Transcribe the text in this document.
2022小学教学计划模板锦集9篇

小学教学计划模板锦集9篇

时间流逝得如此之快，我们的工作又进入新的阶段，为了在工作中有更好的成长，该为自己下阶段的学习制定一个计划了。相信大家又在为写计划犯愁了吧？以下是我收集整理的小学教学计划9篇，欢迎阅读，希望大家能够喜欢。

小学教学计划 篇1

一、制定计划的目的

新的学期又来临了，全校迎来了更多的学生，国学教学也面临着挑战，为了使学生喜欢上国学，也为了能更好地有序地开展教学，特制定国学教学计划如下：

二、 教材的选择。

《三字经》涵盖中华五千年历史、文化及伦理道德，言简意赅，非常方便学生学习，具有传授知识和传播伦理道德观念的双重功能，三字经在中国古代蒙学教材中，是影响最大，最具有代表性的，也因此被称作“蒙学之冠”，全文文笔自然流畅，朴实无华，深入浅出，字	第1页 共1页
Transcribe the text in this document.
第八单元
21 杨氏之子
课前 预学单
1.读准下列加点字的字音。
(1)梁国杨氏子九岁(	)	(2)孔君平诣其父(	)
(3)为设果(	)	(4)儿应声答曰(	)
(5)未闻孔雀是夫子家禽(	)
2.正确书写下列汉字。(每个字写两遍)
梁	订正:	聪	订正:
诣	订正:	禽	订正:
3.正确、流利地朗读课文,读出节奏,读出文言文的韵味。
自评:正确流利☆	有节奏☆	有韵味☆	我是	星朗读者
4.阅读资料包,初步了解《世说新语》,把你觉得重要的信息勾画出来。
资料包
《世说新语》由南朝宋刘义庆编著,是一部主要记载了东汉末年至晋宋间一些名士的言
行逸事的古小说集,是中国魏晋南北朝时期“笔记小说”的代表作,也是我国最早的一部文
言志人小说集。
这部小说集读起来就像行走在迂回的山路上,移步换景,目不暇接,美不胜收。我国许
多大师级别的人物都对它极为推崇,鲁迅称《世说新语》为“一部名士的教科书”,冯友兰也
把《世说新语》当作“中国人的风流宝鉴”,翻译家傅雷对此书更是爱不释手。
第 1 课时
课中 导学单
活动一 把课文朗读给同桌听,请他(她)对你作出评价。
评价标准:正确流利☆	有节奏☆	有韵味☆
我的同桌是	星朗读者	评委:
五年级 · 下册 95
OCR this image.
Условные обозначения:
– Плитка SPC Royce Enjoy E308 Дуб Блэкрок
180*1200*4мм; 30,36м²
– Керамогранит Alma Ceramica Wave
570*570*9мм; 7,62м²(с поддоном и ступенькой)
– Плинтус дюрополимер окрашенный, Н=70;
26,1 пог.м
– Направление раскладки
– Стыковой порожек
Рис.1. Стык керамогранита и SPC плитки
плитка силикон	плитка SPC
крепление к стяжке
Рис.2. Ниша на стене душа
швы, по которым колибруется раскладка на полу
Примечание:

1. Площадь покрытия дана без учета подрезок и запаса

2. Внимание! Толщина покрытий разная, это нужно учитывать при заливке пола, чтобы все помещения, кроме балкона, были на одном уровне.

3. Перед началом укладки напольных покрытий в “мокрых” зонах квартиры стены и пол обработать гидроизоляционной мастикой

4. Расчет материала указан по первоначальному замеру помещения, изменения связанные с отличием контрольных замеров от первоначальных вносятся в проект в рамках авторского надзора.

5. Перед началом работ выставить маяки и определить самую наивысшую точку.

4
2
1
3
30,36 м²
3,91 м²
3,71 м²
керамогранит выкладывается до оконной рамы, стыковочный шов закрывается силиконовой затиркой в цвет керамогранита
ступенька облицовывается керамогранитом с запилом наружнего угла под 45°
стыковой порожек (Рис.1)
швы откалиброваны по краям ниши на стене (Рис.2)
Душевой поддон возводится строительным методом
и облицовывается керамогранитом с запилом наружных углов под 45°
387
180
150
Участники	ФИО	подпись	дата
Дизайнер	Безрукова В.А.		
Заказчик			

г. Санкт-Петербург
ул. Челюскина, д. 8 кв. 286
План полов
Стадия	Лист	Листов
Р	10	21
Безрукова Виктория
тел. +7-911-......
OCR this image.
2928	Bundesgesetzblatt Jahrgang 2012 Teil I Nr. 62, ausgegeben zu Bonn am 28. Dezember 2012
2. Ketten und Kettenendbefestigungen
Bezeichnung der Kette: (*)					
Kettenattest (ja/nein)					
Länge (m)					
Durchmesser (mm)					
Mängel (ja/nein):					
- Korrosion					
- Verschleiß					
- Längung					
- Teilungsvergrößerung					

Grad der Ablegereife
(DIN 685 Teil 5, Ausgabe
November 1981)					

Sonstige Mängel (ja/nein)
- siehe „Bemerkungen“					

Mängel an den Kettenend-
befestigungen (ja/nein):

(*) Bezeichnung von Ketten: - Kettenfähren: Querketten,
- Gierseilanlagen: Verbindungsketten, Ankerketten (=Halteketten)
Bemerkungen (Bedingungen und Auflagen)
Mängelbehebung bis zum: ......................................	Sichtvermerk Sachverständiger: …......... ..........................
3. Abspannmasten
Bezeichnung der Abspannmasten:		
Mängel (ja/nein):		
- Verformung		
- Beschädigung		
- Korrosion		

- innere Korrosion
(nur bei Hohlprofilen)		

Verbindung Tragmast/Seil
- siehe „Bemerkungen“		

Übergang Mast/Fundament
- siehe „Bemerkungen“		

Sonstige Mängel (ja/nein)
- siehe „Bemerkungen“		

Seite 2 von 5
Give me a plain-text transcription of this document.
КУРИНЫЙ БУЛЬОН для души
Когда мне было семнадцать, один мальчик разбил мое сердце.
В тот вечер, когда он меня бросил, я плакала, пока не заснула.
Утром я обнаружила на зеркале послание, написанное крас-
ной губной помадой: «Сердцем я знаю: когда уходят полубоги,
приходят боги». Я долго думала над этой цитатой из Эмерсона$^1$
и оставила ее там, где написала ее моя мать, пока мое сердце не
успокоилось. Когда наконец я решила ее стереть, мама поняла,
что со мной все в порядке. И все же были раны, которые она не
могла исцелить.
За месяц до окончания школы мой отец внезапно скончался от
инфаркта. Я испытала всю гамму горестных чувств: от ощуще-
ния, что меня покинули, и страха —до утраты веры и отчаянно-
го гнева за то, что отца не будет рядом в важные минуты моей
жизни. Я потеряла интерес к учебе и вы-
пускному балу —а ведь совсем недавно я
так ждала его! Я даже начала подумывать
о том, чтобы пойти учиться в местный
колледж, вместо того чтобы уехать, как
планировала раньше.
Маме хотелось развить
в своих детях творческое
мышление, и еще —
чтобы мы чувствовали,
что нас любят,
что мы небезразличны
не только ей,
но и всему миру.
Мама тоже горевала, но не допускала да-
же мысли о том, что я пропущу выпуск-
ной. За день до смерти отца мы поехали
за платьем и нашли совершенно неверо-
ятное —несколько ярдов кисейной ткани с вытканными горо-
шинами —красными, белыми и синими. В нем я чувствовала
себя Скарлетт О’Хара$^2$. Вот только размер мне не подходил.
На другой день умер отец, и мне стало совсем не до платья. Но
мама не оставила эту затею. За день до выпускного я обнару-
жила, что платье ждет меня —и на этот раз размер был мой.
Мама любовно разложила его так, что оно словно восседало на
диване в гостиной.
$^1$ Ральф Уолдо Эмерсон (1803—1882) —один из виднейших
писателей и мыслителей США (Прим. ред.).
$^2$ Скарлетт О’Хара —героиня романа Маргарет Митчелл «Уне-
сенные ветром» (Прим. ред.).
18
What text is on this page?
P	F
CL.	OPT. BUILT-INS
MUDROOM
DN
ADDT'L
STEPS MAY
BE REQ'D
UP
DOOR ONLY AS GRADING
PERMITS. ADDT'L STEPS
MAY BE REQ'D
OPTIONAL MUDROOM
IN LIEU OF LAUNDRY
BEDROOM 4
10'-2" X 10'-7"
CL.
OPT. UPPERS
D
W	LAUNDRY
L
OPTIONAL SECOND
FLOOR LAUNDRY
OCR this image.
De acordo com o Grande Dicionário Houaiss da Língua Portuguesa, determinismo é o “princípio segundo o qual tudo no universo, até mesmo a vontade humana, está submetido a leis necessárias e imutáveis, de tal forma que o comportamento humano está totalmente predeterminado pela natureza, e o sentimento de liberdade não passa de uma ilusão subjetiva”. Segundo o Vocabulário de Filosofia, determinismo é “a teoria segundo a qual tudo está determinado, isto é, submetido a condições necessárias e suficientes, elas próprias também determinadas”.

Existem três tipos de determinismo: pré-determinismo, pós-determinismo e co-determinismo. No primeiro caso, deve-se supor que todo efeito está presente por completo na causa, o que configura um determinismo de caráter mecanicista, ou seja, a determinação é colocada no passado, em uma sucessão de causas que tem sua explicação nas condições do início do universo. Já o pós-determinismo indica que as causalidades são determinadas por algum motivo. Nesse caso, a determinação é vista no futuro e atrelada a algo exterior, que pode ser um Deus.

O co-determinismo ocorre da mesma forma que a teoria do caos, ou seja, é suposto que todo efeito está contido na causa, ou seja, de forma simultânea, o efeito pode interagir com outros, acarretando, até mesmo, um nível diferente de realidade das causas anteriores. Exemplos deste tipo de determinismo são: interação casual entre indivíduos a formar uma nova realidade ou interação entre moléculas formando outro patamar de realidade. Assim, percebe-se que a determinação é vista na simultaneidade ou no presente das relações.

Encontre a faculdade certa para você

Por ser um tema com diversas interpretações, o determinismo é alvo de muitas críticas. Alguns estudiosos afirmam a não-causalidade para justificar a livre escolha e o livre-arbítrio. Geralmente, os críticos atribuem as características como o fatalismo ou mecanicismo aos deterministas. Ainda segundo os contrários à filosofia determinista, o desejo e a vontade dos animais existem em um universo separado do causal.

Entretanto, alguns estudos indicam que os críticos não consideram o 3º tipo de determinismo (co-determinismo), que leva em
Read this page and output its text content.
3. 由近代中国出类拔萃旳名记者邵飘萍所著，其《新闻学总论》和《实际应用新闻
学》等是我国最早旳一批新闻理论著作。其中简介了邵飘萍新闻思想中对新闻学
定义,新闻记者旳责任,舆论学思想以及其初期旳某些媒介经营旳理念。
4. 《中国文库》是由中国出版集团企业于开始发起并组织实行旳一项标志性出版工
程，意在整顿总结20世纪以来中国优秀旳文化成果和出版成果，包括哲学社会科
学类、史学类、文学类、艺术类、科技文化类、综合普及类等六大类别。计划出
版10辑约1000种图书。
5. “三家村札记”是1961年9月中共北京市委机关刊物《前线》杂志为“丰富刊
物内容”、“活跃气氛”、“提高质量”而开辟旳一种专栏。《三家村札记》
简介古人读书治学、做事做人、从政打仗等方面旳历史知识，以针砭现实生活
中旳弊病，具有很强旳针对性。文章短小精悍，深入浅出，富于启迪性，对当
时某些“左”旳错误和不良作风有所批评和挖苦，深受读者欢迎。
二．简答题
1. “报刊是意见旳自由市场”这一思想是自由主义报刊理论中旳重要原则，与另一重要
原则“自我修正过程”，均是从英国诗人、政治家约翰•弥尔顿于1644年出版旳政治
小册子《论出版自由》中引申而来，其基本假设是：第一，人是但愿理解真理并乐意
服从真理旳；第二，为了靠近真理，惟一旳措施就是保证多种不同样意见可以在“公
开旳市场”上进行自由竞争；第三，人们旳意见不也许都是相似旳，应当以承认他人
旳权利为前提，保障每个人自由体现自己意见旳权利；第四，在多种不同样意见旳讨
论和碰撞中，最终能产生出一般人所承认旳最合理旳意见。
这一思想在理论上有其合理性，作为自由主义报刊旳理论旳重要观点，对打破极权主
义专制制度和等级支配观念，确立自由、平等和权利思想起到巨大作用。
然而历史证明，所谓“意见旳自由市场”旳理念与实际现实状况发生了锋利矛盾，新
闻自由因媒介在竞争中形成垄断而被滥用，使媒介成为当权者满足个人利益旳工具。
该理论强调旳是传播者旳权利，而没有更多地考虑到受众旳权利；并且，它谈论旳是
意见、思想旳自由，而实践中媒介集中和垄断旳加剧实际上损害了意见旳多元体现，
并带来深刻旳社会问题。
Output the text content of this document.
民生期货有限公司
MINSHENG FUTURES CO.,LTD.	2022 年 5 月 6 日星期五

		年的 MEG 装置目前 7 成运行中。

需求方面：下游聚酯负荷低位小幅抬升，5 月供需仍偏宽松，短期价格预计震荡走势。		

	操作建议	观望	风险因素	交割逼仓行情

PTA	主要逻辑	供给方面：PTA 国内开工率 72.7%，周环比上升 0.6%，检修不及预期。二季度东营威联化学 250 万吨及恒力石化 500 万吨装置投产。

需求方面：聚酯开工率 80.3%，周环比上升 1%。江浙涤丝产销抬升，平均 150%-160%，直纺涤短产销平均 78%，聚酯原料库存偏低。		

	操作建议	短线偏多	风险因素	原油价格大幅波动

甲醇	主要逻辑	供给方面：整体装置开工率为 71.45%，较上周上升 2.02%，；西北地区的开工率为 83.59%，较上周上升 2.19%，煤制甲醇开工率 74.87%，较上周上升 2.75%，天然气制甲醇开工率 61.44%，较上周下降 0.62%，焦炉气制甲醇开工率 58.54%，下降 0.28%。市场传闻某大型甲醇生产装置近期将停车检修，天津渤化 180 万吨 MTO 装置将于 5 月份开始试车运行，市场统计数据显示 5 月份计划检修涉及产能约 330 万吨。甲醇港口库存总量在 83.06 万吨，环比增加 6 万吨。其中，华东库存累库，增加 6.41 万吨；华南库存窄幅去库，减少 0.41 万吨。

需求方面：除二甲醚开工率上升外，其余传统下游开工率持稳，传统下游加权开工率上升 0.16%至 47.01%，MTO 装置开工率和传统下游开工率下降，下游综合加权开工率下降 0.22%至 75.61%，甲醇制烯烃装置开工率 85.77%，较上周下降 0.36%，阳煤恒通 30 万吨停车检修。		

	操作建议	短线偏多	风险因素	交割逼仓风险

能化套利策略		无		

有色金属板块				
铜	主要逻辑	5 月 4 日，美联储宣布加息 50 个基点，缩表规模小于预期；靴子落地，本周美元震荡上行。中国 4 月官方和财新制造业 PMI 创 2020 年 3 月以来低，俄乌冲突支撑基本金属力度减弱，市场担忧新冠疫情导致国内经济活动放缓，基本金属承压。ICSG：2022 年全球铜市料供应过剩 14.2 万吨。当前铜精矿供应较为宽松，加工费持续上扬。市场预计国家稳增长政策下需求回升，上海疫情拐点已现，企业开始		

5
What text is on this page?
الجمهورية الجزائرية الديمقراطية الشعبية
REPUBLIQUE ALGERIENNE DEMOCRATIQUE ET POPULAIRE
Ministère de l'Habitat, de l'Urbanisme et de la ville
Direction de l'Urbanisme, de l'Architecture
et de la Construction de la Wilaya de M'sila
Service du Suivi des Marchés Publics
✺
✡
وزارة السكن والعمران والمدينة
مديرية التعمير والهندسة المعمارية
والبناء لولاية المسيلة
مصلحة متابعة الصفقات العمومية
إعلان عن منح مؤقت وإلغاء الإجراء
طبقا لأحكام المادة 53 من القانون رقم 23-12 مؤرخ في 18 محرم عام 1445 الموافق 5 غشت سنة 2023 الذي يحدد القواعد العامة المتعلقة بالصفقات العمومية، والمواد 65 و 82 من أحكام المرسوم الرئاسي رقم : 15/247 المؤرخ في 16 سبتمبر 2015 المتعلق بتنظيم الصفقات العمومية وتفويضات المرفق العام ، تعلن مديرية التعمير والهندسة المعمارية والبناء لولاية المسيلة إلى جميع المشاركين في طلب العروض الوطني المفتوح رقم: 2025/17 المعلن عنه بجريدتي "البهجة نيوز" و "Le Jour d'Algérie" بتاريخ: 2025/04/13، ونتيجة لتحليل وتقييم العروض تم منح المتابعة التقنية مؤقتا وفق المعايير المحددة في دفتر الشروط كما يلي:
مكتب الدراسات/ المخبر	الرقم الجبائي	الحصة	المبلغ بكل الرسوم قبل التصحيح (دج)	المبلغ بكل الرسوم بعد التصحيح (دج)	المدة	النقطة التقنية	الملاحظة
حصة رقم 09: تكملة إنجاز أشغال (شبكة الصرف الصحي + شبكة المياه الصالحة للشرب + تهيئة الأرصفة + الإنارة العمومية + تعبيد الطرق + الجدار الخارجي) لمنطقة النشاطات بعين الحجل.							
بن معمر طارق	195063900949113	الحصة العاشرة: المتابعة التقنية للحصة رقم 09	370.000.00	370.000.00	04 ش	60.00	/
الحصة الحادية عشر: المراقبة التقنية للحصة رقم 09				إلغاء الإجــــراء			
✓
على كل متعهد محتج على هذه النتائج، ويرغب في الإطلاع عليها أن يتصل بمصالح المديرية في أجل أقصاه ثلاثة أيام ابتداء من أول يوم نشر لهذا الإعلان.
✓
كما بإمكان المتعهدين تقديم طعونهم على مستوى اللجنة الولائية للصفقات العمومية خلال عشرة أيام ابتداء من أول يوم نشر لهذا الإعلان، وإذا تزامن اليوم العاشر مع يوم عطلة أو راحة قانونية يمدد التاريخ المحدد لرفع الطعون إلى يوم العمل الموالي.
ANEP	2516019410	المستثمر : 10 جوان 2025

■ ■ ■ ■ ■ ■ ■

* [Short problem]: Take every line containing the word "世说新语" and copy it.

* [Complete response]:
4.阅读资料包,初步了解《世说新语》,把你觉得重要的信息勾画出来。
《世说新语》由南朝宋刘义庆编著,是一部主要记载了东汉末年至晋宋间一些名士的言
多大师级别的人物都对它极为推崇,鲁迅称《世说新语》为“一部名士的教科书”,冯友兰也
把《世说新语》当作“中国人的风流宝鉴”,翻译家傅雷对此书更是爱不释手。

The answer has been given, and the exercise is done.